PROBLEM: Omit the pictures and output every entry below exactly as written.

[Data items]
◆ ◆ ◆ ◆ ◆ ◆ ◆

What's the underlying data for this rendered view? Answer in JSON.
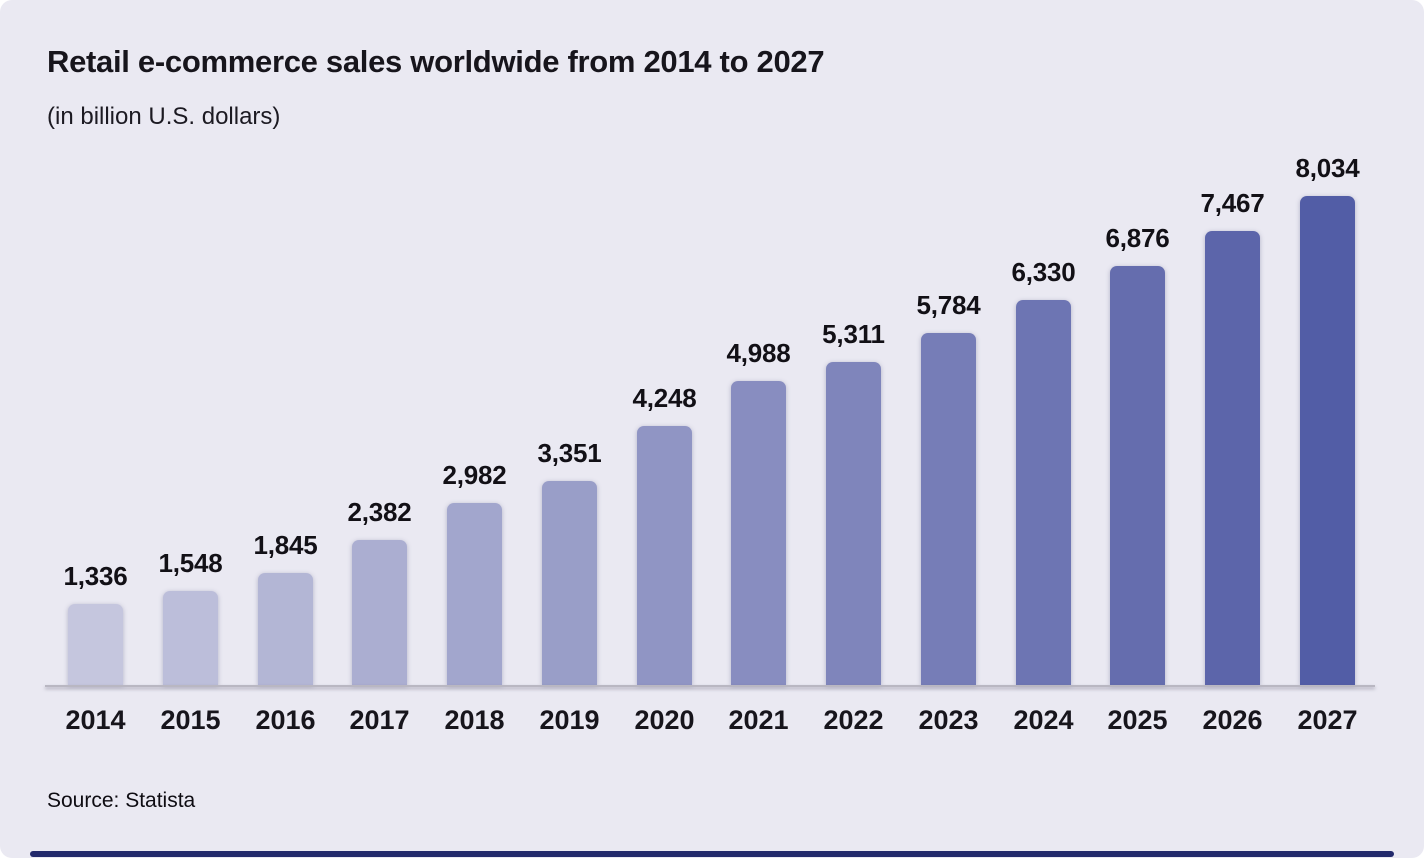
{
  "page": {
    "title": "Retail e-commerce sales worldwide from 2014 to 2027",
    "subtitle": "(in billion U.S. dollars)",
    "source_label": "Source: Statista"
  },
  "colors": {
    "card_background": "#EAE9F2",
    "page_behind": "#FFFFFF",
    "axis_line": "#B9B7C2",
    "text": "#17151C",
    "footer_bar": "#232A6C"
  },
  "chart_data": {
    "type": "bar",
    "title": "Retail e-commerce sales worldwide from 2014 to 2027",
    "subtitle": "(in billion U.S. dollars)",
    "unit": "billion U.S. dollars",
    "categories": [
      "2014",
      "2015",
      "2016",
      "2017",
      "2018",
      "2019",
      "2020",
      "2021",
      "2022",
      "2023",
      "2024",
      "2025",
      "2026",
      "2027"
    ],
    "values": [
      1336,
      1548,
      1845,
      2382,
      2982,
      3351,
      4248,
      4988,
      5311,
      5784,
      6330,
      6876,
      7467,
      8034
    ],
    "value_labels": [
      "1,336",
      "1,548",
      "1,845",
      "2,382",
      "2,982",
      "3,351",
      "4,248",
      "4,988",
      "5,311",
      "5,784",
      "6,330",
      "6,876",
      "7,467",
      "8,034"
    ],
    "bar_colors": [
      "#C5C6DE",
      "#BCBEDA",
      "#B3B6D5",
      "#ABAED1",
      "#A2A6CD",
      "#999EC8",
      "#9095C4",
      "#888DC0",
      "#7F85BB",
      "#767DB7",
      "#6D75B3",
      "#656DAE",
      "#5C65AA",
      "#525DA6"
    ],
    "ylim": [
      0,
      8500
    ],
    "grid": false,
    "legend": false,
    "data_labels": true,
    "source": "Statista"
  }
}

◆ ◆ ◆ ◆ ◆ ◆ ◆

RESULT FOR THIS TASK:
What's the underlying data for this rendered view? Answer in JSON.
{
  "page": {
    "title": "Retail e-commerce sales worldwide from 2014 to 2027",
    "subtitle": "(in billion U.S. dollars)",
    "source_label": "Source: Statista"
  },
  "colors": {
    "card_background": "#EAE9F2",
    "page_behind": "#FFFFFF",
    "axis_line": "#B9B7C2",
    "text": "#17151C",
    "footer_bar": "#232A6C"
  },
  "chart_data": {
    "type": "bar",
    "title": "Retail e-commerce sales worldwide from 2014 to 2027",
    "subtitle": "(in billion U.S. dollars)",
    "unit": "billion U.S. dollars",
    "categories": [
      "2014",
      "2015",
      "2016",
      "2017",
      "2018",
      "2019",
      "2020",
      "2021",
      "2022",
      "2023",
      "2024",
      "2025",
      "2026",
      "2027"
    ],
    "values": [
      1336,
      1548,
      1845,
      2382,
      2982,
      3351,
      4248,
      4988,
      5311,
      5784,
      6330,
      6876,
      7467,
      8034
    ],
    "value_labels": [
      "1,336",
      "1,548",
      "1,845",
      "2,382",
      "2,982",
      "3,351",
      "4,248",
      "4,988",
      "5,311",
      "5,784",
      "6,330",
      "6,876",
      "7,467",
      "8,034"
    ],
    "bar_colors": [
      "#C5C6DE",
      "#BCBEDA",
      "#B3B6D5",
      "#ABAED1",
      "#A2A6CD",
      "#999EC8",
      "#9095C4",
      "#888DC0",
      "#7F85BB",
      "#767DB7",
      "#6D75B3",
      "#656DAE",
      "#5C65AA",
      "#525DA6"
    ],
    "ylim": [
      0,
      8500
    ],
    "grid": false,
    "legend": false,
    "data_labels": true,
    "source": "Statista"
  }
}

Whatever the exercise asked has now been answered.